§ **STATED EXERCISE**
Identify all lines below that hold "Desktop" and collect them.
***** STORED DATA
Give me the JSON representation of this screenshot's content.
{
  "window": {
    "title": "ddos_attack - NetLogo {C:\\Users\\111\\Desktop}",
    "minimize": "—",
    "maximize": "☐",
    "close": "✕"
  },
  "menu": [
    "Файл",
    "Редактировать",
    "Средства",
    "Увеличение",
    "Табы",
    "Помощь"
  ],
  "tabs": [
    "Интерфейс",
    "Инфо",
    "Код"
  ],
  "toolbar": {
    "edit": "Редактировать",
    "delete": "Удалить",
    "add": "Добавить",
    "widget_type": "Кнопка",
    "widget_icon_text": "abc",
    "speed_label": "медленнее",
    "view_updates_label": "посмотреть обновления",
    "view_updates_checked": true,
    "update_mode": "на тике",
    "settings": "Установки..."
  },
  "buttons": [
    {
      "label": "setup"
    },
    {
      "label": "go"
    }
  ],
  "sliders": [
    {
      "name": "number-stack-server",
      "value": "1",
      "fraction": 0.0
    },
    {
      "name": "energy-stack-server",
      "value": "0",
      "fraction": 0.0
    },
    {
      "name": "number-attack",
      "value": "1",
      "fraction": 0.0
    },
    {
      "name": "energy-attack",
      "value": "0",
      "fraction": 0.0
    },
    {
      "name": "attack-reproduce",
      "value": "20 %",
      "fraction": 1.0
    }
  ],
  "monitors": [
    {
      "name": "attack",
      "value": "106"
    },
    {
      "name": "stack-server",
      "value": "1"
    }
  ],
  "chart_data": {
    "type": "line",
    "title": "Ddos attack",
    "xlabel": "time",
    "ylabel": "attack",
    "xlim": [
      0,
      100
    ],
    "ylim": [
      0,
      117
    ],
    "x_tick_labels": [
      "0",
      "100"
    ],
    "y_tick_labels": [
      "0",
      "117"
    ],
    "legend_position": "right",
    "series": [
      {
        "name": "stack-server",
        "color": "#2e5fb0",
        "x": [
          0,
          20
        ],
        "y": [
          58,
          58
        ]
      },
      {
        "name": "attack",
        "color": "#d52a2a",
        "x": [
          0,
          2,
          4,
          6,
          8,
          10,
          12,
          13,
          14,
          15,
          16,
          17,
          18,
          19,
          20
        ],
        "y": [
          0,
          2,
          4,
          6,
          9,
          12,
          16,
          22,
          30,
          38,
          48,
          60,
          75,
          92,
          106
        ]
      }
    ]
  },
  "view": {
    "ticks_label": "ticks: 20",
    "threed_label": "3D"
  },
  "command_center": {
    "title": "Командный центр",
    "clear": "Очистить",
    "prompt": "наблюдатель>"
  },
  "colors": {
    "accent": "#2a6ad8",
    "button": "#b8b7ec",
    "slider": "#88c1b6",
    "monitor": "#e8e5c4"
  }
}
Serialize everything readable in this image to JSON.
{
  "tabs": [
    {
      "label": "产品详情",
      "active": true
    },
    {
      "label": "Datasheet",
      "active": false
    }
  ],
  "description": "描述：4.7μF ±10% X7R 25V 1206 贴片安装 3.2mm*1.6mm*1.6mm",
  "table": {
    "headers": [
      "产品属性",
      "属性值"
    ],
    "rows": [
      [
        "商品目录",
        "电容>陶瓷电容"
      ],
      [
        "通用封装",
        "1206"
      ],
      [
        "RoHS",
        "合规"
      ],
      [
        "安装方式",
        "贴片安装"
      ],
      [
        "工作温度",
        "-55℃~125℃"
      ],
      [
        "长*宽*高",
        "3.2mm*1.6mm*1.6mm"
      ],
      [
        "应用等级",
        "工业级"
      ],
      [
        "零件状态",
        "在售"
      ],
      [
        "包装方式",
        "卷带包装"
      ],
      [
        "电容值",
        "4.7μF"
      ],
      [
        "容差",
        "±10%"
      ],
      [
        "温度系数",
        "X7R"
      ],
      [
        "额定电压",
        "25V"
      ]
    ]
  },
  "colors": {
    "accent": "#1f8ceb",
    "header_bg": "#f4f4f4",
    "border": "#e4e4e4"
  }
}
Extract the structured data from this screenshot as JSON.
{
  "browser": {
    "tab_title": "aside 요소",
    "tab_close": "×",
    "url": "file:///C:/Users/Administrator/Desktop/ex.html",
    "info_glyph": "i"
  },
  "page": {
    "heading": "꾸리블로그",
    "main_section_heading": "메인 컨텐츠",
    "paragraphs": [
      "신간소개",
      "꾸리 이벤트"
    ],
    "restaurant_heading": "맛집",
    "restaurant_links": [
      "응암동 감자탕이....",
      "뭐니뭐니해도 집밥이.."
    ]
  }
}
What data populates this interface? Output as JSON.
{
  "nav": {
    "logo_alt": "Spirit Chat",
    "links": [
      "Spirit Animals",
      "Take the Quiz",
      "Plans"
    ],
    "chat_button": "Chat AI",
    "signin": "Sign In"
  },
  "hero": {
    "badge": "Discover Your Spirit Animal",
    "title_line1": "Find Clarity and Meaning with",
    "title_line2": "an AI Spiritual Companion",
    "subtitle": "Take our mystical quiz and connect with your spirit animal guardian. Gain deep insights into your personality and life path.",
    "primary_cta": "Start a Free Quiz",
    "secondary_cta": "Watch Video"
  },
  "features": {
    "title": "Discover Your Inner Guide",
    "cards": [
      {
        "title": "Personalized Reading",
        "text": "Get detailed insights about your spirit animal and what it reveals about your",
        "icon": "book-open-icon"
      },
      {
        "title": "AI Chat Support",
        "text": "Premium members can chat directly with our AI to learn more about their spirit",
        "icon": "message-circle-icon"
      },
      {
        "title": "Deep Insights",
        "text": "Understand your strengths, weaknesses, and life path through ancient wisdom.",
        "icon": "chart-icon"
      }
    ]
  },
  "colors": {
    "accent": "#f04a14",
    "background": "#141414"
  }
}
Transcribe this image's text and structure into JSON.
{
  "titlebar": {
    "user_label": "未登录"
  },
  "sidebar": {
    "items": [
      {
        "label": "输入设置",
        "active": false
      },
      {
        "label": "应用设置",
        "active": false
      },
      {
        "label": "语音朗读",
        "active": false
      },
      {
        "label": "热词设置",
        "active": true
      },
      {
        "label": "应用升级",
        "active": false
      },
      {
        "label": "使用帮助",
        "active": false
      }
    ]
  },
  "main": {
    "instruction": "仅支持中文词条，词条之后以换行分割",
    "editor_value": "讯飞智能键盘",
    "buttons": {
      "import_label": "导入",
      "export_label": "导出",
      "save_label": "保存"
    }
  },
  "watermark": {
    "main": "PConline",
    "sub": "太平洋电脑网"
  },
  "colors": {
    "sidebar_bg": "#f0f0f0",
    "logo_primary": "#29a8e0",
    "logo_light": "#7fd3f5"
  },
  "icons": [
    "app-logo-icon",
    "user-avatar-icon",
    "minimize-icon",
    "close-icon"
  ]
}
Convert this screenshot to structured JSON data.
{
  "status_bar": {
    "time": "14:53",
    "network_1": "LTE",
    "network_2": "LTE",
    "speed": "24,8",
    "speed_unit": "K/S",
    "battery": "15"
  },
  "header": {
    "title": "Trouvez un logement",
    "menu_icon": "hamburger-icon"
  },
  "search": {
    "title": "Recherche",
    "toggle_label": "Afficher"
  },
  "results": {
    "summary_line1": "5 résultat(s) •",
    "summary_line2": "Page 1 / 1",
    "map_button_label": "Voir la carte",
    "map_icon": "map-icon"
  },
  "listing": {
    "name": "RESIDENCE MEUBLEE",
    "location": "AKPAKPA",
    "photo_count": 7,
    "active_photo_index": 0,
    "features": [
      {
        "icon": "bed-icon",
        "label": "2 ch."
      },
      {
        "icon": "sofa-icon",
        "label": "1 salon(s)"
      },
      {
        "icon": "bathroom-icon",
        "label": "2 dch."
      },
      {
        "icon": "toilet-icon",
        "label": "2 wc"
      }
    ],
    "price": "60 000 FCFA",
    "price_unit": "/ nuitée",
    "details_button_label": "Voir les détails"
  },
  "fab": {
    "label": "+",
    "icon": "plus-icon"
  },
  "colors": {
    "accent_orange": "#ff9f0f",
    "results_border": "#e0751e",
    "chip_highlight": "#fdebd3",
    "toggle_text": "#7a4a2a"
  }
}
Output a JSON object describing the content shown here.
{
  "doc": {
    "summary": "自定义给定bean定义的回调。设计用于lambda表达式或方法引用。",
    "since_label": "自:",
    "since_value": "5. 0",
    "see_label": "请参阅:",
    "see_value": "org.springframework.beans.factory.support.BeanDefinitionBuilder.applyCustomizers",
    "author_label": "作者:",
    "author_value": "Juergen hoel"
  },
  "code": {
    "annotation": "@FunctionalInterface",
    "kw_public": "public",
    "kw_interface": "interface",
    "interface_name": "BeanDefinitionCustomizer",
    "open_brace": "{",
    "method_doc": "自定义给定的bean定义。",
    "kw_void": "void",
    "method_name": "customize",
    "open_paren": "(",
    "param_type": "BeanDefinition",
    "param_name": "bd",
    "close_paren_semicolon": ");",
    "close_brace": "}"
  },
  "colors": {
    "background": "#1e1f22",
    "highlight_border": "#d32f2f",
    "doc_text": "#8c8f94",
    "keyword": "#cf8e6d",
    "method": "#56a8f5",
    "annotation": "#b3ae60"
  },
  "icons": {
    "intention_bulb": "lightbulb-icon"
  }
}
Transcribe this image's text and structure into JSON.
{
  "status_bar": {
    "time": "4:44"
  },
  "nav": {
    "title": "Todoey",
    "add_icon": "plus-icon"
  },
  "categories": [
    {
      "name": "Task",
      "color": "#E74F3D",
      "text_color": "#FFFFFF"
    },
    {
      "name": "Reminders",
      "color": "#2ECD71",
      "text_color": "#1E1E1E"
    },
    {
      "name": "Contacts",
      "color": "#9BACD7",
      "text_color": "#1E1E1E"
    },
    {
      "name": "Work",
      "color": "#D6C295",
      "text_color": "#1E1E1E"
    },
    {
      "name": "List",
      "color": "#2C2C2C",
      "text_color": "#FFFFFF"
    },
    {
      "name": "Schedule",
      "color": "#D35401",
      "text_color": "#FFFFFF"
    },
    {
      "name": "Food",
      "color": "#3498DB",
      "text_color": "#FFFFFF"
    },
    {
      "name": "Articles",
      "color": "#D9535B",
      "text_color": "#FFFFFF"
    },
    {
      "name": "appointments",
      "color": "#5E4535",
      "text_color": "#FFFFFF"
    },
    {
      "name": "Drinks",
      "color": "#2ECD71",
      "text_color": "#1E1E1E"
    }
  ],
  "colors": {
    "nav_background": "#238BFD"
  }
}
**********
§ **SOLVED EXERCISE**
    "title": "ddos_attack - NetLogo {C:\\Users\\111\\Desktop}",
    "url": "file:///C:/Users/Administrator/Desktop/ex.html",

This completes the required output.